• _Requirement_
Scan the data below for the string "remains". Show every line where it turns up.

• _Entries shown_

= = = =

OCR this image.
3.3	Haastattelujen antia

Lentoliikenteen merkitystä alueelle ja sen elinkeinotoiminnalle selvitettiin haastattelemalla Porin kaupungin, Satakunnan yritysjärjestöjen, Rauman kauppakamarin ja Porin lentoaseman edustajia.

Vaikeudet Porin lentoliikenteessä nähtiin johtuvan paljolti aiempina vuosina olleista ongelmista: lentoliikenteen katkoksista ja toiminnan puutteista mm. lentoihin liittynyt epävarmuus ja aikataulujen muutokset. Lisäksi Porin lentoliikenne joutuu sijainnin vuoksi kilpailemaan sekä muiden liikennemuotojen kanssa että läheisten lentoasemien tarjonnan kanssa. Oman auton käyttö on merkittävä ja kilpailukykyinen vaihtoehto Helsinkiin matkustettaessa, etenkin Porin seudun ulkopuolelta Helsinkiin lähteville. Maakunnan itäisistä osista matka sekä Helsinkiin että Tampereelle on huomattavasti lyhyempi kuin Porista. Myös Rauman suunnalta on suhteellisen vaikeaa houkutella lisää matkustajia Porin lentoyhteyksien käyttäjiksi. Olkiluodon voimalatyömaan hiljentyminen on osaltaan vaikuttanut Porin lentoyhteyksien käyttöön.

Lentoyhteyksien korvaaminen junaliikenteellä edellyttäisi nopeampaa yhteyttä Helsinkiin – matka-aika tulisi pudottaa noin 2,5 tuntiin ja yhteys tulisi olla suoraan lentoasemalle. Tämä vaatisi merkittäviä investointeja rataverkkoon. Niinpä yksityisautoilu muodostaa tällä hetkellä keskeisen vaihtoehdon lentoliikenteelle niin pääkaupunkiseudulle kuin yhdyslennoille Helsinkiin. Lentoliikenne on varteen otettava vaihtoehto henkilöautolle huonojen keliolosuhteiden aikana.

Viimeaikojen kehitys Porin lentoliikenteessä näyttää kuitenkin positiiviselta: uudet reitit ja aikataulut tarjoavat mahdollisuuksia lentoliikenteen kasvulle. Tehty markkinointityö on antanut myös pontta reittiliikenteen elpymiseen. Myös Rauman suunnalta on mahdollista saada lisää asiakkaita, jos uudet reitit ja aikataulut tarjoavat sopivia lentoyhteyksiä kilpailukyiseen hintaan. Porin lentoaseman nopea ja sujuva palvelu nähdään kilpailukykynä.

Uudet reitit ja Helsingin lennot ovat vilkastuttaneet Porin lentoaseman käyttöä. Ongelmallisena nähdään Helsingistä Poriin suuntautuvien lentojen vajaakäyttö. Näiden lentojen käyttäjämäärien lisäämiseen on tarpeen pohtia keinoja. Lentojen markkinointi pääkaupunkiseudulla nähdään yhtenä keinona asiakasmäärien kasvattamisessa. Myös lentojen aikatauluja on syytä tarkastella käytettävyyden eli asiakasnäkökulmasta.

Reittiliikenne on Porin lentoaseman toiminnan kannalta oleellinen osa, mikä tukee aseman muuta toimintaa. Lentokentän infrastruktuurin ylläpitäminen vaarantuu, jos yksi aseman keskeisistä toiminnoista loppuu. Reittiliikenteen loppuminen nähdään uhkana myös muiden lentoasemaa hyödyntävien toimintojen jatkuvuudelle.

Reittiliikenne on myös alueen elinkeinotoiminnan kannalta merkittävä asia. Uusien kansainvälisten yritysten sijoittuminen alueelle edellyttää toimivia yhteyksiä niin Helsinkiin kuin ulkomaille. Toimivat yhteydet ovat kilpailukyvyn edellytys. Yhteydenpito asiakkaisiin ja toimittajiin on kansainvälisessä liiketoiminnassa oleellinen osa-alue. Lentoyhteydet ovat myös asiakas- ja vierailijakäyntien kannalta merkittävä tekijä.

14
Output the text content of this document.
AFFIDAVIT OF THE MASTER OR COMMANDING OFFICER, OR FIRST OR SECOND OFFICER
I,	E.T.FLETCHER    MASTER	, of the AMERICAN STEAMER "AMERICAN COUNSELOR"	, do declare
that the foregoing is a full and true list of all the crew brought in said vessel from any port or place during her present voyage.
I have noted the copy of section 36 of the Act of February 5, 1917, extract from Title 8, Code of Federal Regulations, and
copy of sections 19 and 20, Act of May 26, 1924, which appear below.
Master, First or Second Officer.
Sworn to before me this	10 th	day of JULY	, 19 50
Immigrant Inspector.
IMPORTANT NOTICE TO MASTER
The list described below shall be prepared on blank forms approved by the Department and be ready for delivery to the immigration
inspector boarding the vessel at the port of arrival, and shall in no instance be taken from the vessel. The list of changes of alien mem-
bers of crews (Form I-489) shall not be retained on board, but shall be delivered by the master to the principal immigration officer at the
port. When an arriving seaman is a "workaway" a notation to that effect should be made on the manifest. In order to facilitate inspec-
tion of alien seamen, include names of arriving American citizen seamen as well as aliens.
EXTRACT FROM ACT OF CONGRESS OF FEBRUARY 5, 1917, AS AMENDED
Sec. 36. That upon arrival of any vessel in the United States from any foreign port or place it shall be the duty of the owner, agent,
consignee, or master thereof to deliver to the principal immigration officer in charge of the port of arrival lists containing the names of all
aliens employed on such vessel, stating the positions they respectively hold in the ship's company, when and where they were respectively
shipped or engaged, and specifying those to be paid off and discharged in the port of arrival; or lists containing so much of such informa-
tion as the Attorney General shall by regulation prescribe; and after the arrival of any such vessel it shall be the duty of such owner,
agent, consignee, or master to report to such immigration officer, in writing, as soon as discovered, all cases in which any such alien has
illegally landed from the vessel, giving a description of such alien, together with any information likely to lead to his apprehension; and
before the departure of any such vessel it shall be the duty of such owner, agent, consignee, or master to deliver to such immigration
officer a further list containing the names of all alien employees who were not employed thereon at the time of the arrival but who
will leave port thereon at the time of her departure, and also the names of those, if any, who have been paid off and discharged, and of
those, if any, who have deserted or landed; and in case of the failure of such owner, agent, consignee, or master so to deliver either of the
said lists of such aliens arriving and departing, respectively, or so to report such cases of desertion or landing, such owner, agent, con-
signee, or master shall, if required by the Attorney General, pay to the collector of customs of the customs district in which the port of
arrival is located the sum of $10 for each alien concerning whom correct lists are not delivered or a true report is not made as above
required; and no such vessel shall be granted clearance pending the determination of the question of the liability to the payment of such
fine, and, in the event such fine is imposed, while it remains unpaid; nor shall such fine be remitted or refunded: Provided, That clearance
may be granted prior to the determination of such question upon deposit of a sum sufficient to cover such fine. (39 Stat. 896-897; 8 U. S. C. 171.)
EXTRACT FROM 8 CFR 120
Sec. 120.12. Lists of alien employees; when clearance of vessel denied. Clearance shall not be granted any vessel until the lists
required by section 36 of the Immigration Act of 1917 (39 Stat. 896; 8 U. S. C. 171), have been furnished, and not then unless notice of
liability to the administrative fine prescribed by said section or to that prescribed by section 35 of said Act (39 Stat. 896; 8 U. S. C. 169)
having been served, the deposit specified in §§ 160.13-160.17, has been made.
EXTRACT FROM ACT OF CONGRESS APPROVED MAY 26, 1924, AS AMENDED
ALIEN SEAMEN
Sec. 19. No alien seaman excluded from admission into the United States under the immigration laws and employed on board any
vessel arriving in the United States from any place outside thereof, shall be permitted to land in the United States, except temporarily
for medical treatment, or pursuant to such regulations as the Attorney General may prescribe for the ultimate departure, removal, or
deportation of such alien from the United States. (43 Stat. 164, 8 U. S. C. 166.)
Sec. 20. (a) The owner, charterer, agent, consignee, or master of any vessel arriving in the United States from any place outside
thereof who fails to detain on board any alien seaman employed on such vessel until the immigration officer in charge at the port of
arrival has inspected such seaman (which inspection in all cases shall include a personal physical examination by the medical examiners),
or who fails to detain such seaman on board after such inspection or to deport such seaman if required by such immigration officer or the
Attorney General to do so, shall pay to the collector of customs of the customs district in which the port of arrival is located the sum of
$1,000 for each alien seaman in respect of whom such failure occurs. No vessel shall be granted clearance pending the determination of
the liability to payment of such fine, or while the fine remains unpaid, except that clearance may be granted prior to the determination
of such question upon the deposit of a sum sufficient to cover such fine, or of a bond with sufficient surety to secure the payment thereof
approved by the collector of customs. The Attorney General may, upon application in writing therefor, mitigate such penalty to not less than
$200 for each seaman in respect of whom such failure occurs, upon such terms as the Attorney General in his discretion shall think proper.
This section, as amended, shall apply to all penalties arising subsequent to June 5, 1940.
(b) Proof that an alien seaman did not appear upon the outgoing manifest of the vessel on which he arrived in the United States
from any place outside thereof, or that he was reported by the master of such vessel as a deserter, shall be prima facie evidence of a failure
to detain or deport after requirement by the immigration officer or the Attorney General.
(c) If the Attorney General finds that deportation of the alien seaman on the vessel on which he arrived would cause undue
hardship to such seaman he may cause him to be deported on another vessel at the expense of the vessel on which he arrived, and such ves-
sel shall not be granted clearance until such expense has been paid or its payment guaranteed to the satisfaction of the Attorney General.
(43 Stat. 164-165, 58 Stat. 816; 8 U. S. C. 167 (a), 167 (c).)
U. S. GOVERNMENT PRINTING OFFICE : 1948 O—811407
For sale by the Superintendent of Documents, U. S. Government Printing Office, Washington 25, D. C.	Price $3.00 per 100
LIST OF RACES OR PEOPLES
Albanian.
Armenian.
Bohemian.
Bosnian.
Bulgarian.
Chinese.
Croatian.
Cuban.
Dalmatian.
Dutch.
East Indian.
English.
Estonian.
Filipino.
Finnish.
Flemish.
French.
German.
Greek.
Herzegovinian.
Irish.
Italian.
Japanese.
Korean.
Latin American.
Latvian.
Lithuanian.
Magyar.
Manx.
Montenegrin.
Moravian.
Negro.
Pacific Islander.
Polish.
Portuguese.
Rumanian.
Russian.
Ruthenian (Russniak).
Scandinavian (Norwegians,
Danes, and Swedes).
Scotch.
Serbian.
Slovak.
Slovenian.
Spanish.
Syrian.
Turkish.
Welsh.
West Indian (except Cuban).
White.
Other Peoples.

= = = =

• _Solution for this problem_
fine, and, in the event such fine is imposed, while it remains unpaid; nor shall such fine be remitted or refunded: Provided, That clearance
the liability to payment of such fine, or while the fine remains unpaid, except that clearance may be granted prior to the determination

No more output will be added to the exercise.